**AIM OF THE EXERCISE:**
Leave out the pictures; transcribe all else exactly.

(Extracted data entries)
/---

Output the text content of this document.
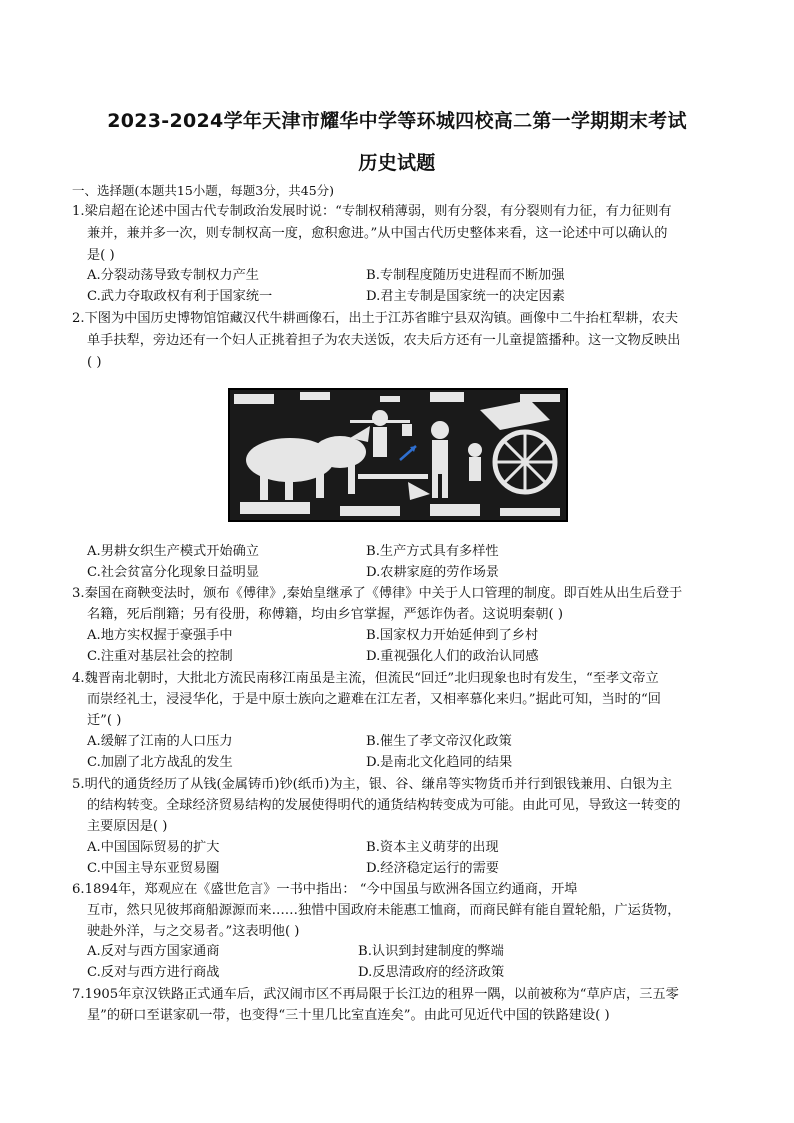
2023-2024学年天津市耀华中学等环城四校高二第一学期期末考试
历史试题
一、选择题(本题共15小题，每题3分，共45分)
1.梁启超在论述中国古代专制政治发展时说：“专制权稍薄弱，则有分裂，有分裂则有力征，有力征则有
兼并，兼并多一次，则专制权高一度，愈积愈进。”从中国古代历史整体来看，这一论述中可以确认的
是( )
A.分裂动荡导致专制权力产生	B.专制程度随历史进程而不断加强
C.武力夺取政权有利于国家统一	D.君主专制是国家统一的决定因素
2.下图为中国历史博物馆馆藏汉代牛耕画像石，出土于江苏省睢宁县双沟镇。画像中二牛抬杠犁耕，农夫
单手扶犁，旁边还有一个妇人正挑着担子为农夫送饭，农夫后方还有一儿童提篮播种。这一文物反映出
( )
A.男耕女织生产模式开始确立	B.生产方式具有多样性
C.社会贫富分化现象日益明显	D.农耕家庭的劳作场景
3.秦国在商鞅变法时，颁布《傅律》,秦始皇继承了《傅律》中关于人口管理的制度。即百姓从出生后登于
名籍，死后削籍；另有役册，称傅籍，均由乡官掌握，严惩诈伪者。这说明秦朝( )
A.地方实权握于豪强手中	B.国家权力开始延伸到了乡村
C.注重对基层社会的控制	D.重视强化人们的政治认同感
4.魏晋南北朝时，大批北方流民南移江南虽是主流，但流民“回迁”北归现象也时有发生，“至孝文帝立
而崇经礼士，浸浸华化，于是中原士族向之避难在江左者，又相率慕化来归。”据此可知，当时的“回
迁”( )
A.缓解了江南的人口压力	B.催生了孝文帝汉化政策
C.加剧了北方战乱的发生	D.是南北文化趋同的结果
5.明代的通货经历了从钱(金属铸币)钞(纸币)为主，银、谷、缣帛等实物货币并行到银钱兼用、白银为主
的结构转变。全球经济贸易结构的发展使得明代的通货结构转变成为可能。由此可见，导致这一转变的
主要原因是( )
A.中国国际贸易的扩大	B.资本主义萌芽的出现
C.中国主导东亚贸易圈	D.经济稳定运行的需要
6.1894年，郑观应在《盛世危言》一书中指出： “今中国虽与欧洲各国立约通商，开埠
互市，然只见彼邦商船源源而来……独惜中国政府未能惠工恤商，而商民鲜有能自置轮船，广运货物，
驶赴外洋，与之交易者。”这表明他( )
A.反对与西方国家通商	B.认识到封建制度的弊端
C.反对与西方进行商战	D.反思清政府的经济政策
7.1905年京汉铁路正式通车后，武汉闹市区不再局限于长江边的租界一隅，以前被称为“草庐店，三五零
星”的研口至谌家矶一带，也变得“三十里几比室直连矣”。由此可见近代中国的铁路建设( )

\---

**SOLUTION TO THE EXERCISE:**
Output the text content of this document.
2023-2024学年天津市耀华中学等环城四校高二第一学期期末考试
历史试题
一、选择题(本题共15小题，每题3分，共45分)
1.梁启超在论述中国古代专制政治发展时说：“专制权稍薄弱，则有分裂，有分裂则有力征，有力征则有
兼并，兼并多一次，则专制权高一度，愈积愈进。”从中国古代历史整体来看，这一论述中可以确认的
是( )
A.分裂动荡导致专制权力产生	B.专制程度随历史进程而不断加强
C.武力夺取政权有利于国家统一	D.君主专制是国家统一的决定因素
2.下图为中国历史博物馆馆藏汉代牛耕画像石，出土于江苏省睢宁县双沟镇。画像中二牛抬杠犁耕，农夫
单手扶犁，旁边还有一个妇人正挑着担子为农夫送饭，农夫后方还有一儿童提篮播种。这一文物反映出
( )
A.男耕女织生产模式开始确立	B.生产方式具有多样性
C.社会贫富分化现象日益明显	D.农耕家庭的劳作场景
3.秦国在商鞅变法时，颁布《傅律》,秦始皇继承了《傅律》中关于人口管理的制度。即百姓从出生后登于
名籍，死后削籍；另有役册，称傅籍，均由乡官掌握，严惩诈伪者。这说明秦朝( )
A.地方实权握于豪强手中	B.国家权力开始延伸到了乡村
C.注重对基层社会的控制	D.重视强化人们的政治认同感
4.魏晋南北朝时，大批北方流民南移江南虽是主流，但流民“回迁”北归现象也时有发生，“至孝文帝立
而崇经礼士，浸浸华化，于是中原士族向之避难在江左者，又相率慕化来归。”据此可知，当时的“回
迁”( )
A.缓解了江南的人口压力	B.催生了孝文帝汉化政策
C.加剧了北方战乱的发生	D.是南北文化趋同的结果
5.明代的通货经历了从钱(金属铸币)钞(纸币)为主，银、谷、缣帛等实物货币并行到银钱兼用、白银为主
的结构转变。全球经济贸易结构的发展使得明代的通货结构转变成为可能。由此可见，导致这一转变的
主要原因是( )
A.中国国际贸易的扩大	B.资本主义萌芽的出现
C.中国主导东亚贸易圈	D.经济稳定运行的需要
6.1894年，郑观应在《盛世危言》一书中指出： “今中国虽与欧洲各国立约通商，开埠
互市，然只见彼邦商船源源而来……独惜中国政府未能惠工恤商，而商民鲜有能自置轮船，广运货物，
驶赴外洋，与之交易者。”这表明他( )
A.反对与西方国家通商	B.认识到封建制度的弊端
C.反对与西方进行商战	D.反思清政府的经济政策
7.1905年京汉铁路正式通车后，武汉闹市区不再局限于长江边的租界一隅，以前被称为“草庐店，三五零
星”的研口至谌家矶一带，也变得“三十里几比室直连矣”。由此可见近代中国的铁路建设( )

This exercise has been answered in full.